■ WHAT IS REQUIRED ■
Pick out each line containing the string "Trial" and copy it.

■ ITEMS ■
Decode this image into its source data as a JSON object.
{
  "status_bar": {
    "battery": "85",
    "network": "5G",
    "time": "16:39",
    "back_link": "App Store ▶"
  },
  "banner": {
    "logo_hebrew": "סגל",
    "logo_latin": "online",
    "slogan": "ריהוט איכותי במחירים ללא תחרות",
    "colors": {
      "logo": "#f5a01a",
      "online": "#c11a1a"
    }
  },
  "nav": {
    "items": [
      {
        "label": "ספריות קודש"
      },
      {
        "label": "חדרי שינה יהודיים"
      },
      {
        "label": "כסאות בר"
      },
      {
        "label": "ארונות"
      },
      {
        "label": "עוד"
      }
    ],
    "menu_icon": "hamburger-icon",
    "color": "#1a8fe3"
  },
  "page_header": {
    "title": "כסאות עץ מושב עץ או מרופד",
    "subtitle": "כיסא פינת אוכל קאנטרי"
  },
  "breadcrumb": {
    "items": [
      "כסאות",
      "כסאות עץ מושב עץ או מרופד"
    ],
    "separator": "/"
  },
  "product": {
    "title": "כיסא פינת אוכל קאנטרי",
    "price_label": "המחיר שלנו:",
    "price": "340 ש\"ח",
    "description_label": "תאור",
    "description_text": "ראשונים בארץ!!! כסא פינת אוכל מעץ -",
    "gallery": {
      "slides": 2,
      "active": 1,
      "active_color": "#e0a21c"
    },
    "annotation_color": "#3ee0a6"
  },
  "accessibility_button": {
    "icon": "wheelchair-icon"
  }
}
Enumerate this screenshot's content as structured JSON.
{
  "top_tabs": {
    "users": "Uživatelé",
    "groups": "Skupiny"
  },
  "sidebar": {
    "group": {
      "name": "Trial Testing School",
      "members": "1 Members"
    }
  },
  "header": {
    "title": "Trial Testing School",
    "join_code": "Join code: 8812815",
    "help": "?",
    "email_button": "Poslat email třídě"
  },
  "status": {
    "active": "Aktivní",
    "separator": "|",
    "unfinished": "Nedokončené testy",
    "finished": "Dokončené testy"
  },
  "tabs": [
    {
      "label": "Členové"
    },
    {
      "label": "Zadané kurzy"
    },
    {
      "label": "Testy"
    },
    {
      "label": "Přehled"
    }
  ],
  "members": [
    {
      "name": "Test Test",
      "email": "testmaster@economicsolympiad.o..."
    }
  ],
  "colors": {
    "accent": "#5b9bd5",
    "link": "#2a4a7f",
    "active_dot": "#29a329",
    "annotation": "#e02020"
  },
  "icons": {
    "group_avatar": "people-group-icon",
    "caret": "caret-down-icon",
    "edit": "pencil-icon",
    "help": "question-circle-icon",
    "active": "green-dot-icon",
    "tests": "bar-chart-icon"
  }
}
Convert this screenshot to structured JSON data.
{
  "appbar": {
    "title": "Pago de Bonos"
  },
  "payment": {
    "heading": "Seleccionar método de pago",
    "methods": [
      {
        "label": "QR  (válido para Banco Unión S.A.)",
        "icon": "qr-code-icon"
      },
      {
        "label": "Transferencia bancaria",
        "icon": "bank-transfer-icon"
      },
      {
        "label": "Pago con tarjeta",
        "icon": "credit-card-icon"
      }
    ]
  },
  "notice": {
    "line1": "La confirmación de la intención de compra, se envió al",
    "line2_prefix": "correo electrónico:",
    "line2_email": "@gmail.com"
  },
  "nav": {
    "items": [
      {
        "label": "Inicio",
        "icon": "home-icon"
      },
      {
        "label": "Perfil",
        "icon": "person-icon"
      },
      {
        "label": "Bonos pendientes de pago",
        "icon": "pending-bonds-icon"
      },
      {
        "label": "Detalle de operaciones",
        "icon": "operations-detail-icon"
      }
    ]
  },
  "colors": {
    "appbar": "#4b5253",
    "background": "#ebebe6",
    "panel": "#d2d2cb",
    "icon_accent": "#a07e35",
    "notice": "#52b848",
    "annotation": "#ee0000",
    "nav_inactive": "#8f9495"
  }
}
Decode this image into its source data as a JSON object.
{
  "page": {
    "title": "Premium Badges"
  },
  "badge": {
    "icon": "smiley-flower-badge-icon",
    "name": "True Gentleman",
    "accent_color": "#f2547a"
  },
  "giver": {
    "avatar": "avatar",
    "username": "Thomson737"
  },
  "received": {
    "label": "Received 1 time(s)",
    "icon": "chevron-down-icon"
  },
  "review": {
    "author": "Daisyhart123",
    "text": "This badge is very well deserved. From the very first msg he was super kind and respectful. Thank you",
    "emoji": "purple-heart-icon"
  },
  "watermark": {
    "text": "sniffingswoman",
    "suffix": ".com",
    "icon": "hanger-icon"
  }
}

■ RESPONSE BELOW ■
      "name": "Trial Testing School",
    "title": "Trial Testing School",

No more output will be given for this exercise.